(REQUIRED WORK): Reproduce the material below word for word, with every line in its original order.

(EXCERPTED DATA):
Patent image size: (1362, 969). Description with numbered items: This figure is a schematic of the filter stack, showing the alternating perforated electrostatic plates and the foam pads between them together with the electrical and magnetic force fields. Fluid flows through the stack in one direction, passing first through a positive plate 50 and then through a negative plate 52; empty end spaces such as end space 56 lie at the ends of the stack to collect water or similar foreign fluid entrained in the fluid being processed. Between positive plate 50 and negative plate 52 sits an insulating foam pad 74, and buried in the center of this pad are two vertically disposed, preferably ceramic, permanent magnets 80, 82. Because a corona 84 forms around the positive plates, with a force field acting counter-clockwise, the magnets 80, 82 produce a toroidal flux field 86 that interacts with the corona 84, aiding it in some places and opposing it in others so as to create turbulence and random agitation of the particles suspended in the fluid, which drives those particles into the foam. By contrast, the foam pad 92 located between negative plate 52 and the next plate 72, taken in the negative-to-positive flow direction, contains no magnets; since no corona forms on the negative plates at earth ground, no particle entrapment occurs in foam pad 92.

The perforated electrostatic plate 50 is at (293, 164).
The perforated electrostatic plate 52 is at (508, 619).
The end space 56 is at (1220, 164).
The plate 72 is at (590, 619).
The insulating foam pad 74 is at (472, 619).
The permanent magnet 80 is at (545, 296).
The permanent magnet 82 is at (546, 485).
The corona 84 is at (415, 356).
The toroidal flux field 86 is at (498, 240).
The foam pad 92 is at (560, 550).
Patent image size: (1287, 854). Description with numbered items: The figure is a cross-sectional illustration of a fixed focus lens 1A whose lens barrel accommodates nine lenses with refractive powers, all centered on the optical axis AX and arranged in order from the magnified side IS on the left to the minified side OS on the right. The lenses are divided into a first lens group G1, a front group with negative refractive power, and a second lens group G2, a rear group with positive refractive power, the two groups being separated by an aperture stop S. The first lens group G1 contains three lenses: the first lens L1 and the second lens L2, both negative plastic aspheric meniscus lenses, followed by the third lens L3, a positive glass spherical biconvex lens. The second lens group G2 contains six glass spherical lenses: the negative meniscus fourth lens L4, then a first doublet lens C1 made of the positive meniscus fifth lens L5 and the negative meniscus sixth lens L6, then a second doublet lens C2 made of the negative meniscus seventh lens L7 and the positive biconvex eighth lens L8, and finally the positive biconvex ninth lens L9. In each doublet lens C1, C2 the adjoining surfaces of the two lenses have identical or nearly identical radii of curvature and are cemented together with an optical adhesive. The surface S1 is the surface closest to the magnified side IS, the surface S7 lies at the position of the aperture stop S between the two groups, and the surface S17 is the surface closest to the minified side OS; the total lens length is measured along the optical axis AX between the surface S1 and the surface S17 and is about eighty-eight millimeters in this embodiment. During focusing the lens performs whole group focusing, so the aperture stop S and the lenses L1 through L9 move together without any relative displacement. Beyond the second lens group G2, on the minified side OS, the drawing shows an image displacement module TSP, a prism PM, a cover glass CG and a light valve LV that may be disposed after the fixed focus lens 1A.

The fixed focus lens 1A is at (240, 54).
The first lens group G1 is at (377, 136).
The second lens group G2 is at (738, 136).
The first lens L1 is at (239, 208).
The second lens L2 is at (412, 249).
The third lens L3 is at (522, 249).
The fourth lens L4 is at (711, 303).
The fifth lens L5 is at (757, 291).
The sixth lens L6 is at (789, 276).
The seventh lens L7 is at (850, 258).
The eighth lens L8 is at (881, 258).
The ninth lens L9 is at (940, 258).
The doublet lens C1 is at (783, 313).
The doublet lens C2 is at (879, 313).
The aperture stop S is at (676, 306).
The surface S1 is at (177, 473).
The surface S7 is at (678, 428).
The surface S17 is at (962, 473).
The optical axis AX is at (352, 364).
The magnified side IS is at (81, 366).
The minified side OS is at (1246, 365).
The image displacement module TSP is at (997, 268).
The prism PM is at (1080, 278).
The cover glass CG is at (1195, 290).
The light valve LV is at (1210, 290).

(EXERCISE ANSWER):
Patent image size: (1362, 969). Description with numbered items: This figure is a schematic of the filter stack, showing the alternating perforated electrostatic plates and the foam pads between them together with the electrical and magnetic force fields. Fluid flows through the stack in one direction, passing first through a positive plate 50 and then through a negative plate 52; empty end spaces such as end space 56 lie at the ends of the stack to collect water or similar foreign fluid entrained in the fluid being processed. Between positive plate 50 and negative plate 52 sits an insulating foam pad 74, and buried in the center of this pad are two vertically disposed, preferably ceramic, permanent magnets 80, 82. Because a corona 84 forms around the positive plates, with a force field acting counter-clockwise, the magnets 80, 82 produce a toroidal flux field 86 that interacts with the corona 84, aiding it in some places and opposing it in others so as to create turbulence and random agitation of the particles suspended in the fluid, which drives those particles into the foam. By contrast, the foam pad 92 located between negative plate 52 and the next plate 72, taken in the negative-to-positive flow direction, contains no magnets; since no corona forms on the negative plates at earth ground, no particle entrapment occurs in foam pad 92.

The perforated electrostatic plate 50 is at (293, 164).
The perforated electrostatic plate 52 is at (508, 619).
The end space 56 is at (1220, 164).
The plate 72 is at (590, 619).
The insulating foam pad 74 is at (472, 619).
The permanent magnet 80 is at (545, 296).
The permanent magnet 82 is at (546, 485).
The corona 84 is at (415, 356).
The toroidal flux field 86 is at (498, 240).
The foam pad 92 is at (560, 550).
Patent image size: (1287, 854). Description with numbered items: The figure is a cross-sectional illustration of a fixed focus lens 1A whose lens barrel accommodates nine lenses with refractive powers, all centered on the optical axis AX and arranged in order from the magnified side IS on the left to the minified side OS on the right. The lenses are divided into a first lens group G1, a front group with negative refractive power, and a second lens group G2, a rear group with positive refractive power, the two groups being separated by an aperture stop S. The first lens group G1 contains three lenses: the first lens L1 and the second lens L2, both negative plastic aspheric meniscus lenses, followed by the third lens L3, a positive glass spherical biconvex lens. The second lens group G2 contains six glass spherical lenses: the negative meniscus fourth lens L4, then a first doublet lens C1 made of the positive meniscus fifth lens L5 and the negative meniscus sixth lens L6, then a second doublet lens C2 made of the negative meniscus seventh lens L7 and the positive biconvex eighth lens L8, and finally the positive biconvex ninth lens L9. In each doublet lens C1, C2 the adjoining surfaces of the two lenses have identical or nearly identical radii of curvature and are cemented together with an optical adhesive. The surface S1 is the surface closest to the magnified side IS, the surface S7 lies at the position of the aperture stop S between the two groups, and the surface S17 is the surface closest to the minified side OS; the total lens length is measured along the optical axis AX between the surface S1 and the surface S17 and is about eighty-eight millimeters in this embodiment. During focusing the lens performs whole group focusing, so the aperture stop S and the lenses L1 through L9 move together without any relative displacement. Beyond the second lens group G2, on the minified side OS, the drawing shows an image displacement module TSP, a prism PM, a cover glass CG and a light valve LV that may be disposed after the fixed focus lens 1A.

The fixed focus lens 1A is at (240, 54).
The first lens group G1 is at (377, 136).
The second lens group G2 is at (738, 136).
The first lens L1 is at (239, 208).
The second lens L2 is at (412, 249).
The third lens L3 is at (522, 249).
The fourth lens L4 is at (711, 303).
The fifth lens L5 is at (757, 291).
The sixth lens L6 is at (789, 276).
The seventh lens L7 is at (850, 258).
The eighth lens L8 is at (881, 258).
The ninth lens L9 is at (940, 258).
The doublet lens C1 is at (783, 313).
The doublet lens C2 is at (879, 313).
The aperture stop S is at (676, 306).
The surface S1 is at (177, 473).
The surface S7 is at (678, 428).
The surface S17 is at (962, 473).
The optical axis AX is at (352, 364).
The magnified side IS is at (81, 366).
The minified side OS is at (1246, 365).
The image displacement module TSP is at (997, 268).
The prism PM is at (1080, 278).
The cover glass CG is at (1195, 290).
The light valve LV is at (1210, 290).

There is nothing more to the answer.